- WORK INSTRUCTIONS: Locate the line with "Transcribe this image's" in the material. Copy that line and each one after it, through the last, exactly and with nothing else.

(Dataset listings of figures)
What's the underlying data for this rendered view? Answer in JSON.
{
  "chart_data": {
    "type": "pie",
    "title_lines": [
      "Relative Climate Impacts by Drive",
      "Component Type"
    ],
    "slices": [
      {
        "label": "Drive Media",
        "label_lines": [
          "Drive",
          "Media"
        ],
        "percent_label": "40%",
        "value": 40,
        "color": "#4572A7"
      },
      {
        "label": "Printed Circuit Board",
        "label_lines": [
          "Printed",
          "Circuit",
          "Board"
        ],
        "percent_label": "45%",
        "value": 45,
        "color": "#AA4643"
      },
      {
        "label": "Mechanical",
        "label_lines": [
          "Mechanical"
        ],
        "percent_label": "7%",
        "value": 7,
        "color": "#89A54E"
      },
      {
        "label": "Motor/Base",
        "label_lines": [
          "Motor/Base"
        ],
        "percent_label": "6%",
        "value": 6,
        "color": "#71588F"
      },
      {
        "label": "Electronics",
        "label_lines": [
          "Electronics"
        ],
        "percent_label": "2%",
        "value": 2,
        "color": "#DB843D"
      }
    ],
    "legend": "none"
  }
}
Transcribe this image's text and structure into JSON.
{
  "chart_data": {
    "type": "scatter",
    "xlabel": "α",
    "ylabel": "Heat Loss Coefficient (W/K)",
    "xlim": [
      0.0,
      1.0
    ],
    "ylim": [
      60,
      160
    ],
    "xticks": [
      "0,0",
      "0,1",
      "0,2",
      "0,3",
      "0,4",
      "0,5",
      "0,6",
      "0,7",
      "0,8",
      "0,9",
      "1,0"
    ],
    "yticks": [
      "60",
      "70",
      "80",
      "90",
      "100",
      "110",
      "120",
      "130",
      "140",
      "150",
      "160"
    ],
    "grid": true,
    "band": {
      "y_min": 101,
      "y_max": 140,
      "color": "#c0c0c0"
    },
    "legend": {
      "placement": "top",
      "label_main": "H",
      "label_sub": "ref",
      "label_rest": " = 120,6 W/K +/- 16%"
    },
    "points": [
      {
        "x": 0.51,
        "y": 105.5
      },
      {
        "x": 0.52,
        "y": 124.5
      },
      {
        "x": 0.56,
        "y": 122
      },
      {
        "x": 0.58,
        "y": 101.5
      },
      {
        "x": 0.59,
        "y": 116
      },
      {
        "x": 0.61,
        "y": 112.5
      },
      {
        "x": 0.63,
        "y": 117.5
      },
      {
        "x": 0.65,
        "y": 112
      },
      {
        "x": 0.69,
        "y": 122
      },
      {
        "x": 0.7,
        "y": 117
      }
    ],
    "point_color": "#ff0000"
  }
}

- EXERCISE SOLUTION:
Transcribe this image's text and structure into JSON.
{
  "chart_data": {
    "type": "scatter",
    "xlabel": "α",
    "ylabel": "Heat Loss Coefficient (W/K)",
    "xlim": [
      0.0,
      1.0
    ],
    "ylim": [
      60,
      160
    ],
    "xticks": [
      "0,0",
      "0,1",
      "0,2",
      "0,3",
      "0,4",
      "0,5",
      "0,6",
      "0,7",
      "0,8",
      "0,9",
      "1,0"
    ],
    "yticks": [
      "60",
      "70",
      "80",
      "90",
      "100",
      "110",
      "120",
      "130",
      "140",
      "150",
      "160"
    ],
    "grid": true,
    "band": {
      "y_min": 101,
      "y_max": 140,
      "color": "#c0c0c0"
    },
    "legend": {
      "placement": "top",
      "label_main": "H",
      "label_sub": "ref",
      "label_rest": " = 120,6 W/K +/- 16%"
    },
    "points": [
      {
        "x": 0.51,
        "y": 105.5
      },
      {
        "x": 0.52,
        "y": 124.5
      },
      {
        "x": 0.56,
        "y": 122
      },
      {
        "x": 0.58,
        "y": 101.5
      },
      {
        "x": 0.59,
        "y": 116
      },
      {
        "x": 0.61,
        "y": 112.5
      },
      {
        "x": 0.63,
        "y": 117.5
      },
      {
        "x": 0.65,
        "y": 112
      },
      {
        "x": 0.69,
        "y": 122
      },
      {
        "x": 0.7,
        "y": 117
      }
    ],
    "point_color": "#ff0000"
  }
}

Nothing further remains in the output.